- [GOAL] For the data that follows, report how many lines contain the word "between", and nothing else.

────────────────────

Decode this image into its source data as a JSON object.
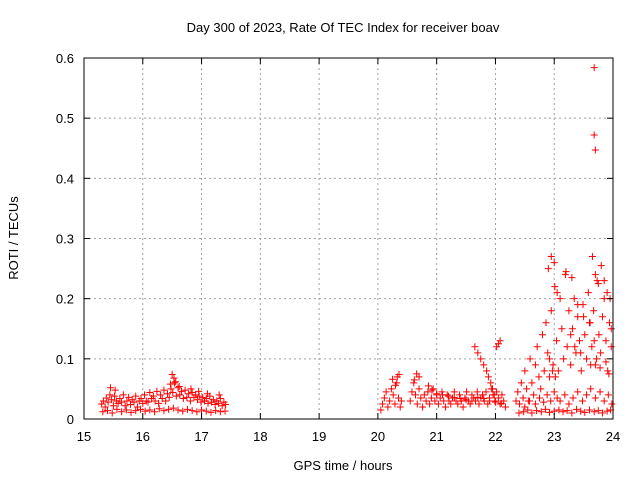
{
  "chart_data": {
    "type": "scatter",
    "title": "Day 300 of 2023, Rate Of TEC Index for receiver boav",
    "xlabel": "GPS time / hours",
    "ylabel": "ROTI / TECUs",
    "xlim": [
      15,
      24
    ],
    "ylim": [
      0,
      0.6
    ],
    "x_ticks": [
      "15",
      "16",
      "17",
      "18",
      "19",
      "20",
      "21",
      "22",
      "23",
      "24"
    ],
    "y_ticks": [
      "0",
      "0.1",
      "0.2",
      "0.3",
      "0.4",
      "0.5",
      "0.6"
    ],
    "grid": true,
    "marker": "plus",
    "color": "#ff0000",
    "series": [
      {
        "x": [
          15.3,
          15.33,
          15.36,
          15.38,
          15.41,
          15.44,
          15.47,
          15.5,
          15.52,
          15.55,
          15.58,
          15.61,
          15.64,
          15.67,
          15.7,
          15.73,
          15.76,
          15.79,
          15.82,
          15.85,
          15.88,
          15.91,
          15.94,
          15.97,
          16.0,
          16.03,
          16.06,
          16.09,
          16.12,
          16.15,
          16.18,
          16.21,
          16.24,
          16.27,
          16.3,
          16.33,
          16.36,
          16.39,
          16.42,
          16.45,
          16.48,
          16.51,
          16.54,
          16.57,
          16.6,
          16.63,
          16.66,
          16.69,
          16.72,
          16.75,
          16.78,
          16.81,
          16.84,
          16.87,
          16.9,
          16.93,
          16.96,
          16.99,
          17.02,
          17.05,
          17.08,
          17.11,
          17.14,
          17.17,
          17.2,
          17.23,
          17.26,
          17.29,
          17.32,
          17.35,
          17.38,
          17.41,
          15.32,
          15.4,
          15.48,
          15.56,
          15.64,
          15.72,
          15.8,
          15.88,
          15.96,
          16.04,
          16.12,
          16.2,
          16.28,
          16.36,
          16.44,
          16.52,
          16.6,
          16.68,
          16.76,
          16.84,
          16.92,
          17.0,
          17.08,
          17.16,
          17.24,
          17.32,
          17.4,
          15.45,
          15.53,
          16.5,
          16.53,
          16.56,
          16.47,
          16.62,
          16.82,
          16.95,
          17.1,
          17.3,
          20.05,
          20.08,
          20.11,
          20.14,
          20.17,
          20.2,
          20.23,
          20.26,
          20.29,
          20.32,
          20.35,
          20.38,
          20.25,
          20.33,
          20.36,
          20.3,
          20.4,
          20.55,
          20.58,
          20.61,
          20.64,
          20.67,
          20.7,
          20.73,
          20.76,
          20.79,
          20.82,
          20.85,
          20.88,
          20.91,
          20.94,
          20.97,
          21.0,
          21.03,
          21.06,
          21.09,
          21.12,
          21.15,
          21.18,
          21.21,
          21.24,
          21.27,
          21.3,
          21.33,
          21.36,
          21.39,
          21.42,
          21.45,
          21.48,
          21.51,
          21.54,
          21.57,
          21.6,
          21.63,
          21.66,
          21.69,
          21.72,
          21.75,
          21.78,
          21.81,
          21.84,
          21.87,
          21.9,
          21.93,
          21.96,
          21.99,
          22.02,
          22.05,
          22.08,
          22.11,
          22.14,
          22.17,
          20.62,
          20.66,
          20.7,
          20.86,
          20.92,
          21.0,
          21.1,
          21.2,
          21.3,
          21.4,
          21.5,
          21.6,
          21.7,
          21.8,
          21.9,
          22.0,
          22.1,
          21.65,
          21.7,
          21.75,
          21.8,
          21.85,
          21.88,
          21.92,
          21.95,
          21.98,
          22.02,
          22.05,
          22.08,
          22.35,
          22.38,
          22.41,
          22.44,
          22.47,
          22.5,
          22.53,
          22.56,
          22.59,
          22.62,
          22.65,
          22.68,
          22.71,
          22.74,
          22.77,
          22.8,
          22.83,
          22.86,
          22.89,
          22.92,
          22.95,
          22.98,
          23.01,
          23.04,
          23.07,
          23.1,
          23.13,
          23.16,
          23.19,
          23.22,
          23.25,
          23.28,
          23.31,
          23.34,
          23.37,
          23.4,
          23.43,
          23.46,
          23.49,
          23.52,
          23.55,
          23.58,
          23.61,
          23.64,
          23.67,
          23.7,
          23.73,
          23.76,
          23.79,
          23.82,
          23.85,
          23.88,
          23.91,
          23.94,
          23.97,
          22.4,
          22.48,
          22.55,
          22.62,
          22.7,
          22.78,
          22.85,
          22.92,
          23.0,
          23.08,
          23.15,
          23.22,
          23.3,
          23.38,
          23.45,
          23.52,
          23.6,
          23.68,
          23.75,
          23.82,
          23.9,
          23.96,
          22.5,
          22.58,
          22.68,
          22.75,
          22.82,
          22.88,
          22.94,
          23.0,
          23.05,
          23.1,
          23.18,
          23.25,
          23.32,
          23.4,
          23.48,
          23.55,
          23.62,
          23.7,
          23.78,
          23.85,
          23.92,
          23.98,
          22.9,
          22.95,
          23.0,
          23.05,
          23.2,
          23.3,
          23.4,
          23.5,
          23.6,
          23.65,
          23.7,
          23.75,
          23.8,
          23.85,
          23.9,
          23.95,
          22.92,
          22.97,
          23.02,
          23.28,
          23.35,
          23.45,
          23.62,
          23.68,
          23.72,
          23.78,
          23.88,
          23.93,
          23.97,
          23.68,
          23.68,
          23.7
        ],
        "y": [
          0.025,
          0.03,
          0.02,
          0.035,
          0.028,
          0.04,
          0.032,
          0.022,
          0.038,
          0.03,
          0.026,
          0.034,
          0.028,
          0.04,
          0.022,
          0.03,
          0.036,
          0.024,
          0.032,
          0.028,
          0.038,
          0.02,
          0.03,
          0.034,
          0.026,
          0.04,
          0.03,
          0.028,
          0.044,
          0.034,
          0.038,
          0.03,
          0.046,
          0.026,
          0.04,
          0.034,
          0.048,
          0.03,
          0.042,
          0.036,
          0.05,
          0.044,
          0.06,
          0.038,
          0.052,
          0.04,
          0.046,
          0.034,
          0.048,
          0.036,
          0.042,
          0.03,
          0.044,
          0.036,
          0.04,
          0.032,
          0.038,
          0.028,
          0.036,
          0.03,
          0.034,
          0.026,
          0.038,
          0.028,
          0.032,
          0.024,
          0.03,
          0.026,
          0.034,
          0.022,
          0.028,
          0.024,
          0.012,
          0.014,
          0.01,
          0.016,
          0.012,
          0.015,
          0.011,
          0.014,
          0.016,
          0.013,
          0.015,
          0.012,
          0.017,
          0.014,
          0.016,
          0.018,
          0.015,
          0.013,
          0.016,
          0.014,
          0.012,
          0.015,
          0.013,
          0.011,
          0.014,
          0.012,
          0.013,
          0.052,
          0.048,
          0.074,
          0.068,
          0.062,
          0.058,
          0.054,
          0.05,
          0.046,
          0.042,
          0.04,
          0.015,
          0.025,
          0.035,
          0.045,
          0.02,
          0.03,
          0.05,
          0.04,
          0.025,
          0.06,
          0.035,
          0.02,
          0.066,
          0.07,
          0.074,
          0.056,
          0.03,
          0.03,
          0.045,
          0.06,
          0.04,
          0.025,
          0.05,
          0.035,
          0.02,
          0.04,
          0.03,
          0.045,
          0.025,
          0.035,
          0.05,
          0.03,
          0.04,
          0.025,
          0.035,
          0.045,
          0.03,
          0.02,
          0.04,
          0.03,
          0.025,
          0.035,
          0.045,
          0.03,
          0.025,
          0.04,
          0.03,
          0.02,
          0.035,
          0.045,
          0.03,
          0.025,
          0.04,
          0.035,
          0.03,
          0.045,
          0.025,
          0.035,
          0.04,
          0.03,
          0.045,
          0.025,
          0.035,
          0.05,
          0.04,
          0.03,
          0.045,
          0.035,
          0.025,
          0.04,
          0.03,
          0.02,
          0.065,
          0.075,
          0.07,
          0.055,
          0.048,
          0.042,
          0.04,
          0.038,
          0.036,
          0.034,
          0.032,
          0.03,
          0.036,
          0.034,
          0.03,
          0.028,
          0.026,
          0.12,
          0.11,
          0.1,
          0.09,
          0.08,
          0.07,
          0.06,
          0.05,
          0.04,
          0.12,
          0.125,
          0.13,
          0.03,
          0.045,
          0.025,
          0.06,
          0.035,
          0.08,
          0.05,
          0.03,
          0.1,
          0.06,
          0.04,
          0.09,
          0.12,
          0.07,
          0.05,
          0.14,
          0.08,
          0.16,
          0.11,
          0.07,
          0.18,
          0.09,
          0.22,
          0.13,
          0.08,
          0.2,
          0.15,
          0.1,
          0.24,
          0.12,
          0.18,
          0.09,
          0.15,
          0.2,
          0.11,
          0.17,
          0.13,
          0.08,
          0.19,
          0.14,
          0.1,
          0.21,
          0.16,
          0.12,
          0.18,
          0.09,
          0.23,
          0.14,
          0.11,
          0.17,
          0.2,
          0.13,
          0.08,
          0.16,
          0.12,
          0.01,
          0.012,
          0.015,
          0.01,
          0.014,
          0.012,
          0.016,
          0.011,
          0.013,
          0.015,
          0.012,
          0.014,
          0.01,
          0.016,
          0.013,
          0.011,
          0.015,
          0.012,
          0.014,
          0.01,
          0.013,
          0.015,
          0.02,
          0.03,
          0.025,
          0.035,
          0.028,
          0.04,
          0.03,
          0.045,
          0.035,
          0.03,
          0.04,
          0.025,
          0.035,
          0.045,
          0.03,
          0.04,
          0.05,
          0.035,
          0.045,
          0.03,
          0.04,
          0.025,
          0.25,
          0.27,
          0.26,
          0.21,
          0.245,
          0.235,
          0.19,
          0.17,
          0.16,
          0.27,
          0.24,
          0.225,
          0.255,
          0.23,
          0.21,
          0.2,
          0.1,
          0.08,
          0.07,
          0.14,
          0.12,
          0.11,
          0.09,
          0.13,
          0.1,
          0.085,
          0.095,
          0.075,
          0.15,
          0.584,
          0.472,
          0.447
        ]
      }
    ]
  }
}
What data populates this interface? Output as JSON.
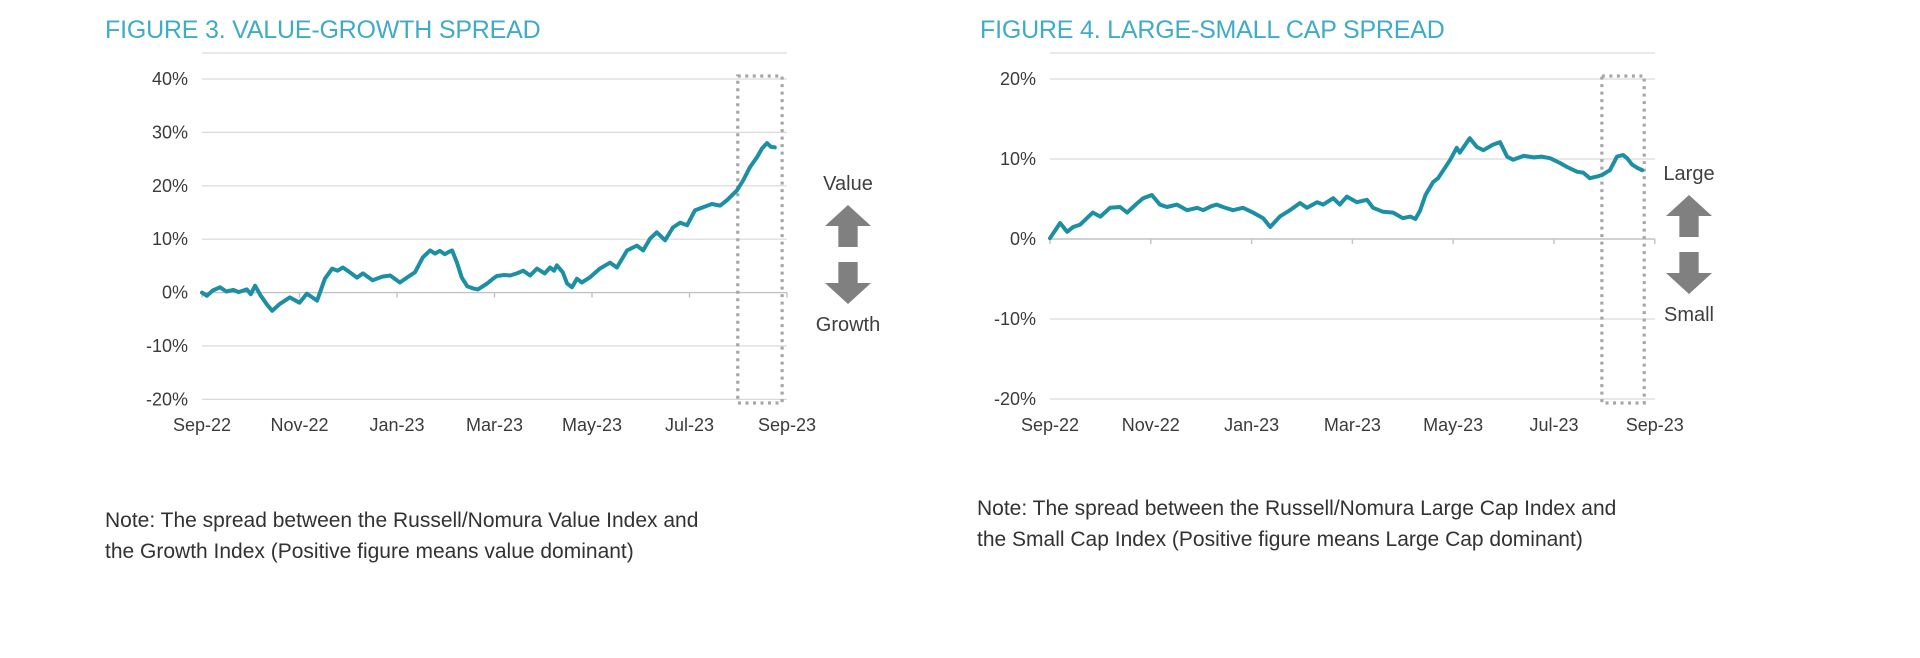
{
  "page": {
    "background": "#ffffff"
  },
  "colors": {
    "title": "#3facc6",
    "line": "#1d8fa4",
    "grid": "#d9d9d9",
    "axis": "#c2c2c2",
    "tick_label": "#3b3b3b",
    "note_text": "#323232",
    "annotation_text": "#3f3f3f",
    "arrow": "#808080",
    "highlight_box": "#a6a6a6"
  },
  "figures": [
    {
      "title": "FIGURE 3. VALUE-GROWTH SPREAD",
      "note": "Note: The spread between the Russell/Nomura Value Index and\nthe Growth Index (Positive figure means value dominant)",
      "annotation": {
        "up_label": "Value",
        "down_label": "Growth"
      }
    },
    {
      "title": "FIGURE 4. LARGE-SMALL CAP SPREAD",
      "note": "Note: The spread between the Russell/Nomura Large Cap Index and\nthe Small Cap Index (Positive figure means Large Cap dominant)",
      "annotation": {
        "up_label": "Large",
        "down_label": "Small"
      }
    }
  ],
  "chart_data": [
    {
      "type": "line",
      "title": "FIGURE 3. VALUE-GROWTH SPREAD",
      "x_unit": "months since Sep-2022",
      "x_tick_labels": [
        "Sep-22",
        "Nov-22",
        "Jan-23",
        "Mar-23",
        "May-23",
        "Jul-23",
        "Sep-23"
      ],
      "x_tick_months": [
        0,
        2,
        4,
        6,
        8,
        10,
        12
      ],
      "y_ticks": [
        40,
        30,
        20,
        10,
        0,
        -10,
        -20
      ],
      "ylim": [
        -20,
        40
      ],
      "y_tick_suffix": "%",
      "grid": "horizontal",
      "legend": "none",
      "line_color": "#1d8fa4",
      "highlight_box_months": [
        10.99,
        11.9
      ],
      "annotations": {
        "up": "Value",
        "down": "Growth"
      },
      "series": [
        {
          "name": "Value minus Growth spread (%)",
          "points": [
            [
              0,
              0
            ],
            [
              0.1,
              -0.6
            ],
            [
              0.22,
              0.4
            ],
            [
              0.37,
              1.0
            ],
            [
              0.5,
              0.2
            ],
            [
              0.64,
              0.5
            ],
            [
              0.75,
              0.1
            ],
            [
              0.92,
              0.6
            ],
            [
              1.0,
              -0.3
            ],
            [
              1.09,
              1.3
            ],
            [
              1.2,
              -0.5
            ],
            [
              1.33,
              -2.2
            ],
            [
              1.44,
              -3.4
            ],
            [
              1.6,
              -2.1
            ],
            [
              1.8,
              -0.9
            ],
            [
              2.0,
              -1.9
            ],
            [
              2.15,
              -0.2
            ],
            [
              2.36,
              -1.5
            ],
            [
              2.52,
              2.6
            ],
            [
              2.67,
              4.5
            ],
            [
              2.78,
              4.1
            ],
            [
              2.89,
              4.7
            ],
            [
              3.0,
              4.0
            ],
            [
              3.18,
              2.8
            ],
            [
              3.3,
              3.6
            ],
            [
              3.5,
              2.3
            ],
            [
              3.7,
              3.0
            ],
            [
              3.86,
              3.2
            ],
            [
              4.06,
              1.9
            ],
            [
              4.22,
              2.9
            ],
            [
              4.37,
              3.8
            ],
            [
              4.53,
              6.6
            ],
            [
              4.68,
              7.9
            ],
            [
              4.78,
              7.3
            ],
            [
              4.88,
              7.8
            ],
            [
              4.98,
              7.2
            ],
            [
              5.08,
              7.7
            ],
            [
              5.13,
              7.9
            ],
            [
              5.23,
              5.6
            ],
            [
              5.33,
              2.8
            ],
            [
              5.44,
              1.2
            ],
            [
              5.55,
              0.8
            ],
            [
              5.66,
              0.6
            ],
            [
              5.85,
              1.7
            ],
            [
              5.97,
              2.6
            ],
            [
              6.05,
              3.1
            ],
            [
              6.2,
              3.3
            ],
            [
              6.32,
              3.2
            ],
            [
              6.46,
              3.6
            ],
            [
              6.59,
              4.1
            ],
            [
              6.73,
              3.2
            ],
            [
              6.87,
              4.5
            ],
            [
              7.03,
              3.6
            ],
            [
              7.14,
              4.7
            ],
            [
              7.22,
              4.1
            ],
            [
              7.28,
              5.1
            ],
            [
              7.4,
              3.8
            ],
            [
              7.49,
              1.7
            ],
            [
              7.59,
              1.0
            ],
            [
              7.69,
              2.6
            ],
            [
              7.79,
              1.9
            ],
            [
              7.95,
              2.8
            ],
            [
              8.16,
              4.5
            ],
            [
              8.37,
              5.6
            ],
            [
              8.51,
              4.7
            ],
            [
              8.72,
              7.9
            ],
            [
              8.92,
              8.8
            ],
            [
              9.05,
              7.9
            ],
            [
              9.19,
              10.1
            ],
            [
              9.33,
              11.3
            ],
            [
              9.5,
              9.8
            ],
            [
              9.66,
              12.2
            ],
            [
              9.81,
              13.1
            ],
            [
              9.95,
              12.6
            ],
            [
              10.11,
              15.4
            ],
            [
              10.28,
              16.0
            ],
            [
              10.46,
              16.6
            ],
            [
              10.63,
              16.3
            ],
            [
              10.77,
              17.3
            ],
            [
              10.97,
              19.1
            ],
            [
              11.1,
              21.0
            ],
            [
              11.24,
              23.5
            ],
            [
              11.38,
              25.3
            ],
            [
              11.49,
              27.0
            ],
            [
              11.59,
              28.0
            ],
            [
              11.67,
              27.3
            ],
            [
              11.75,
              27.2
            ]
          ]
        }
      ]
    },
    {
      "type": "line",
      "title": "FIGURE 4. LARGE-SMALL CAP SPREAD",
      "x_unit": "months since Sep-2022",
      "x_tick_labels": [
        "Sep-22",
        "Nov-22",
        "Jan-23",
        "Mar-23",
        "May-23",
        "Jul-23",
        "Sep-23"
      ],
      "x_tick_months": [
        0,
        2,
        4,
        6,
        8,
        10,
        12
      ],
      "y_ticks": [
        20,
        10,
        0,
        -10,
        -20
      ],
      "ylim": [
        -20,
        20
      ],
      "y_tick_suffix": "%",
      "grid": "horizontal",
      "legend": "none",
      "line_color": "#1d8fa4",
      "highlight_box_months": [
        10.95,
        11.79
      ],
      "annotations": {
        "up": "Large",
        "down": "Small"
      },
      "series": [
        {
          "name": "Large Cap minus Small Cap spread (%)",
          "points": [
            [
              0,
              0.1
            ],
            [
              0.2,
              2.0
            ],
            [
              0.34,
              0.9
            ],
            [
              0.46,
              1.5
            ],
            [
              0.6,
              1.8
            ],
            [
              0.85,
              3.3
            ],
            [
              1.0,
              2.8
            ],
            [
              1.19,
              3.9
            ],
            [
              1.39,
              4.0
            ],
            [
              1.53,
              3.3
            ],
            [
              1.7,
              4.3
            ],
            [
              1.85,
              5.1
            ],
            [
              2.02,
              5.5
            ],
            [
              2.18,
              4.3
            ],
            [
              2.32,
              4.0
            ],
            [
              2.52,
              4.3
            ],
            [
              2.72,
              3.6
            ],
            [
              2.92,
              3.9
            ],
            [
              3.04,
              3.6
            ],
            [
              3.2,
              4.1
            ],
            [
              3.31,
              4.3
            ],
            [
              3.43,
              4.0
            ],
            [
              3.63,
              3.6
            ],
            [
              3.83,
              3.9
            ],
            [
              4.03,
              3.3
            ],
            [
              4.23,
              2.6
            ],
            [
              4.37,
              1.5
            ],
            [
              4.56,
              2.8
            ],
            [
              4.76,
              3.6
            ],
            [
              4.96,
              4.5
            ],
            [
              5.1,
              3.9
            ],
            [
              5.3,
              4.6
            ],
            [
              5.42,
              4.3
            ],
            [
              5.62,
              5.1
            ],
            [
              5.75,
              4.3
            ],
            [
              5.89,
              5.3
            ],
            [
              6.09,
              4.6
            ],
            [
              6.29,
              4.9
            ],
            [
              6.41,
              3.9
            ],
            [
              6.61,
              3.4
            ],
            [
              6.81,
              3.3
            ],
            [
              7.0,
              2.6
            ],
            [
              7.15,
              2.8
            ],
            [
              7.25,
              2.5
            ],
            [
              7.34,
              3.5
            ],
            [
              7.45,
              5.5
            ],
            [
              7.6,
              7.1
            ],
            [
              7.7,
              7.6
            ],
            [
              7.94,
              9.9
            ],
            [
              8.07,
              11.4
            ],
            [
              8.13,
              10.8
            ],
            [
              8.33,
              12.6
            ],
            [
              8.47,
              11.5
            ],
            [
              8.6,
              11.1
            ],
            [
              8.79,
              11.8
            ],
            [
              8.93,
              12.1
            ],
            [
              9.07,
              10.3
            ],
            [
              9.19,
              9.9
            ],
            [
              9.4,
              10.4
            ],
            [
              9.6,
              10.2
            ],
            [
              9.75,
              10.3
            ],
            [
              9.92,
              10.1
            ],
            [
              10.12,
              9.5
            ],
            [
              10.26,
              9.0
            ],
            [
              10.46,
              8.4
            ],
            [
              10.58,
              8.3
            ],
            [
              10.71,
              7.6
            ],
            [
              10.85,
              7.8
            ],
            [
              10.95,
              8.0
            ],
            [
              11.11,
              8.6
            ],
            [
              11.25,
              10.3
            ],
            [
              11.37,
              10.5
            ],
            [
              11.45,
              10.1
            ],
            [
              11.55,
              9.3
            ],
            [
              11.65,
              8.9
            ],
            [
              11.75,
              8.6
            ]
          ]
        }
      ]
    }
  ]
}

────────────────────

- [SOLUTION TO THE EXERCISE] 2